Document passage:
- Opening Delimiter -

Vatica javanica
- Conservation status: Vulnerable (IUCN 3.1)

Scientific classification
- Kingdom: Plantae
- Clade: Embryophytes
- Clade: Tracheophytes
- Clade: Angiosperms
- Clade: Eudicots
- Clade: Rosids
- Order: Malvales
- Family: Dipterocarpaceae
- Genus: Vatica
- Species: V. javanica
- Binomial name: Vatica javanica Slooten
- Subspecies: Vatica javanica subsp. javanica; Vatica javanica subsp. scaphifolia (Kosterm.) P.S.Ashton;
- Synonyms: Sunaptea javanica (Slooten) Kosterm.; synonyms of subsp. scaphifolia: Sunaptea scaphifolia (Kosterm.) Kosterm.; Vatica scaphifolia Kosterm.;

= Vatica javanica =

- Genus: Vatica
- Species: javanica
- Authority: Slooten
- Conservation status: VU
- Synonyms: Sunaptea javanica (Slooten) Kosterm., Sunaptea scaphifolia (Kosterm.) Kosterm., Vatica scaphifolia Kosterm.

Species of flowering plant

Vatica javanica is a species of dipterocarp tree native to western Java and southeastern Borneo. It is known as Kayu Tenjo in western Java. It can grow up to 46 metres tall with a trunk up to 99 cm in diameter at breast height. It is an upper canopy tree in lowland and mid-elevation mixed dipterocarp tropical rain forests, mostly on hillsides and ridges with sandy soils.

Two subspecies are accepted:
- Vatica javanica subsp. javanica – western Java
- Vatica javanica subsp. scaphifolia (Kosterm.) P.S.Ashton – southeastern Borneo

Subspecies javanica is known only from Mount Halimun in Garut Regency of western Java and Brebres in Central Java. Subspecies scaphifolia is native to Kalimantan in southeastern Borneo.

The IUCN Red List assesses the species as Vulnerable. Both subspecies are individually assessed as Critically Endangered.

The species was described by Dirk Fok van Slooten in 1940.

- Closing Delimiter -

Explore the material:
1) Answer these questions from the Vatica javanica article:
(a) What is the species called in western Java?
(b) Who described the species, and in what year?
(c) How is each subspecies individually assessed?
2) Translate this sentence from the Vatica javanica article into Spanish: "It can grow up to 46 metres tall with a trunk up to 99 cm in diameter at breast height."
3) Transcribe the part of the Vatica javanica article that opens with the words containing "Vatica javanica is" and closes with "as Critically Endangered.".
The listing is separate material and has no connection to the Vatica javanica article.

Given data:
- Opening Delimiter -

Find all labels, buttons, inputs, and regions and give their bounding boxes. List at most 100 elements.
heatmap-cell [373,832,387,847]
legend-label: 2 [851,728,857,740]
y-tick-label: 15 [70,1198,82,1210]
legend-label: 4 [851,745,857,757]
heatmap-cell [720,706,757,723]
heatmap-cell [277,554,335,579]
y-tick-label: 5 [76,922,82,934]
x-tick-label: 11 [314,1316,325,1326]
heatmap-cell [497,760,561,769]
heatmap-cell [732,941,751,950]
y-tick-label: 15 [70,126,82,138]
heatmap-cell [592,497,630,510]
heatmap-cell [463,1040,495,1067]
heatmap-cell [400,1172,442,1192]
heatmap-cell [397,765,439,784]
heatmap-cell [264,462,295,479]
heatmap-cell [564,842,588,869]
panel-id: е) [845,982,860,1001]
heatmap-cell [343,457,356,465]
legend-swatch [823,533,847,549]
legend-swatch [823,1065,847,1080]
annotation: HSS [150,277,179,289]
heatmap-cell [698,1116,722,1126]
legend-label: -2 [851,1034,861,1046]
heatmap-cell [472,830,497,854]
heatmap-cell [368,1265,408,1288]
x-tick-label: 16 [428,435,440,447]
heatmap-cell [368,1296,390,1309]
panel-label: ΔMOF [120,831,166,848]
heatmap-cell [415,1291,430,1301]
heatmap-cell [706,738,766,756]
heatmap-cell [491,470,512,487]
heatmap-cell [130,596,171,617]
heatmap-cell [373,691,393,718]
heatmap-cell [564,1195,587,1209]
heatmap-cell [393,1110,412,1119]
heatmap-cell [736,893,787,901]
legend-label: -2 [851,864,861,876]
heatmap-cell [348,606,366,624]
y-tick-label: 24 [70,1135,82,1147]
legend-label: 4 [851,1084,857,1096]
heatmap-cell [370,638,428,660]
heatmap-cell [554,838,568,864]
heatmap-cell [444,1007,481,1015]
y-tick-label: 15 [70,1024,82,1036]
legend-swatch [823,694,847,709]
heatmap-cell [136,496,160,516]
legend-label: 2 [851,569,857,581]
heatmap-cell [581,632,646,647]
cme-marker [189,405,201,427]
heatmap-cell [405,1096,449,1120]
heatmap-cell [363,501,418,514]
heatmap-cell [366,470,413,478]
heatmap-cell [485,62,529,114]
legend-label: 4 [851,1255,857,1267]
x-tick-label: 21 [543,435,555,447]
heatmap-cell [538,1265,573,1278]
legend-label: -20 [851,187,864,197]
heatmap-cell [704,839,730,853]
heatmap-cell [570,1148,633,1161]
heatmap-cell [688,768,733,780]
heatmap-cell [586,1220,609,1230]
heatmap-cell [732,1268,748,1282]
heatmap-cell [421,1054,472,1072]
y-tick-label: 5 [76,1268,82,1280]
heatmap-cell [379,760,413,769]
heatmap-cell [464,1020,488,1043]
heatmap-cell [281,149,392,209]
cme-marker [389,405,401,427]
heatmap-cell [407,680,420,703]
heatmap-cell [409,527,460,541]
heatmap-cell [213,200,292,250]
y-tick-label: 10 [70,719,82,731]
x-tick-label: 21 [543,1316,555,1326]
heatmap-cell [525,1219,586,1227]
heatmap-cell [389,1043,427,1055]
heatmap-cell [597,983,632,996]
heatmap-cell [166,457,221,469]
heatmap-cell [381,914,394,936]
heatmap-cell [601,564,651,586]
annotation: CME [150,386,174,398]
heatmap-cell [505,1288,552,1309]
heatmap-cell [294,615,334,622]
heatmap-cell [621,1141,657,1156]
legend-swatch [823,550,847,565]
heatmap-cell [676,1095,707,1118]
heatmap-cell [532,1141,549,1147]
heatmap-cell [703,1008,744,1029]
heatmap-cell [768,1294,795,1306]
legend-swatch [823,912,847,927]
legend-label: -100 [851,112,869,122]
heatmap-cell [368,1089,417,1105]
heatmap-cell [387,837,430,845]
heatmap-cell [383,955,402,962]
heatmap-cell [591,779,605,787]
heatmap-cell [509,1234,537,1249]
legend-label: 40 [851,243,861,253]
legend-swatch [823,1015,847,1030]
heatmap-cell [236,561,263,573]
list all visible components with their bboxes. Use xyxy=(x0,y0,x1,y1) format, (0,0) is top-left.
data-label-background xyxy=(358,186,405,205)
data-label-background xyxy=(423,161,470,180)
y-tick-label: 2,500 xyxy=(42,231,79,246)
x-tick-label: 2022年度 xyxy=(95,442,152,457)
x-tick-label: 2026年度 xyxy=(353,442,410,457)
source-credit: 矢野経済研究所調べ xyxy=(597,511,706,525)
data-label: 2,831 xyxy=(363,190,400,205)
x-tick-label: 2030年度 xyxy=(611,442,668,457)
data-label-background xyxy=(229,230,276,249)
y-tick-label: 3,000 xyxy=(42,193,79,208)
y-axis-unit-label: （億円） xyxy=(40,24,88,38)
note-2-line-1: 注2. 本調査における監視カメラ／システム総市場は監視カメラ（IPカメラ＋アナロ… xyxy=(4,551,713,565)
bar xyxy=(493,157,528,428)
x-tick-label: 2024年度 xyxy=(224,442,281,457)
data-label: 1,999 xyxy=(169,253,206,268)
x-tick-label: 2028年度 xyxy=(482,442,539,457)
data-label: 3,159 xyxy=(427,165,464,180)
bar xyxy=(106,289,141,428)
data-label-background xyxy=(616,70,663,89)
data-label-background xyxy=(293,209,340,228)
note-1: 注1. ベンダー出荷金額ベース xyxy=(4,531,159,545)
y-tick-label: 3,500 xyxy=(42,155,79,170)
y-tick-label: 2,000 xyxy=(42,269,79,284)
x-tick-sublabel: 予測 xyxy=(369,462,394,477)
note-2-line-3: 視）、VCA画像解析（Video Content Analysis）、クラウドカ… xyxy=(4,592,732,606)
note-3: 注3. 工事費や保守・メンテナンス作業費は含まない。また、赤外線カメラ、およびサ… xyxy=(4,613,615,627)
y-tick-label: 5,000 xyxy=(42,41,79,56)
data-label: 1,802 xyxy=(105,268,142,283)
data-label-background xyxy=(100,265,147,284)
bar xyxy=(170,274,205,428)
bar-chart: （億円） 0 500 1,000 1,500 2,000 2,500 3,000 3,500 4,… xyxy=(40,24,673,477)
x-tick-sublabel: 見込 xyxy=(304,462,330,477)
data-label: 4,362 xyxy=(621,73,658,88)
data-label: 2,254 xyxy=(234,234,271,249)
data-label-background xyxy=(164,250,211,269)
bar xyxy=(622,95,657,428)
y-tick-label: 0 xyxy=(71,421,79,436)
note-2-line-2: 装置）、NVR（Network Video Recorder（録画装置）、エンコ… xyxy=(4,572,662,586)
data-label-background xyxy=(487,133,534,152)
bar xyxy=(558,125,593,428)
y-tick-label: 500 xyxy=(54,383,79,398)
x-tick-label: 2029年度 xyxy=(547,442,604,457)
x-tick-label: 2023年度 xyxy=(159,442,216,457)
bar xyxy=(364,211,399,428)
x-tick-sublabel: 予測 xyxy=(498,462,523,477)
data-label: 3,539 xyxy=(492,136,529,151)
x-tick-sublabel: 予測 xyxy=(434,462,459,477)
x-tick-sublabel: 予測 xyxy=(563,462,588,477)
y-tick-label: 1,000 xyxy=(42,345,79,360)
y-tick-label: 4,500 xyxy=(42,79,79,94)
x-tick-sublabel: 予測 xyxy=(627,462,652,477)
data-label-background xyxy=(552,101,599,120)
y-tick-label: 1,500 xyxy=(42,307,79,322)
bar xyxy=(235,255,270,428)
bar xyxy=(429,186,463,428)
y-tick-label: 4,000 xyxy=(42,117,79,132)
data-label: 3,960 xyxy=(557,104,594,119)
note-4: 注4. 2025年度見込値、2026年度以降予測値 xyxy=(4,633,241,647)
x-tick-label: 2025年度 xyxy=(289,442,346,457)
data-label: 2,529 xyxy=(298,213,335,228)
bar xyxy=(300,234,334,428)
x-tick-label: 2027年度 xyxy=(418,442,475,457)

- Closing Delimiter -

Answers by item number:
1)
(a) Kayu Tenjo
(b) Dirk Fok van Slooten, in 1940
(c) Critically Endangered

2) Puede alcanzar hasta 46 metros de altura, con un tronco de hasta 99 cm de diámetro a la altura del pecho.

3)
Vatica javanica is a species of dipterocarp tree native to western Java and southeastern Borneo. It is known as Kayu Tenjo in western Java. It can grow up to 46 metres tall with a trunk up to 99 cm in diameter at breast height. It is an upper canopy tree in lowland and mid-elevation mixed dipterocarp tropical rain forests, mostly on hillsides and ridges with sandy soils.

Two subspecies are accepted:
- Vatica javanica subsp. javanica – western Java
- Vatica javanica subsp. scaphifolia (Kosterm.) P.S.Ashton – southeastern Borneo

Subspecies javanica is known only from Mount Halimun in Garut Regency of western Java and Brebres in Central Java. Subspecies scaphifolia is native to Kalimantan in southeastern Borneo.

The IUCN Red List assesses the species as Vulnerable. Both subspecies are individually assessed as Critically Endangered.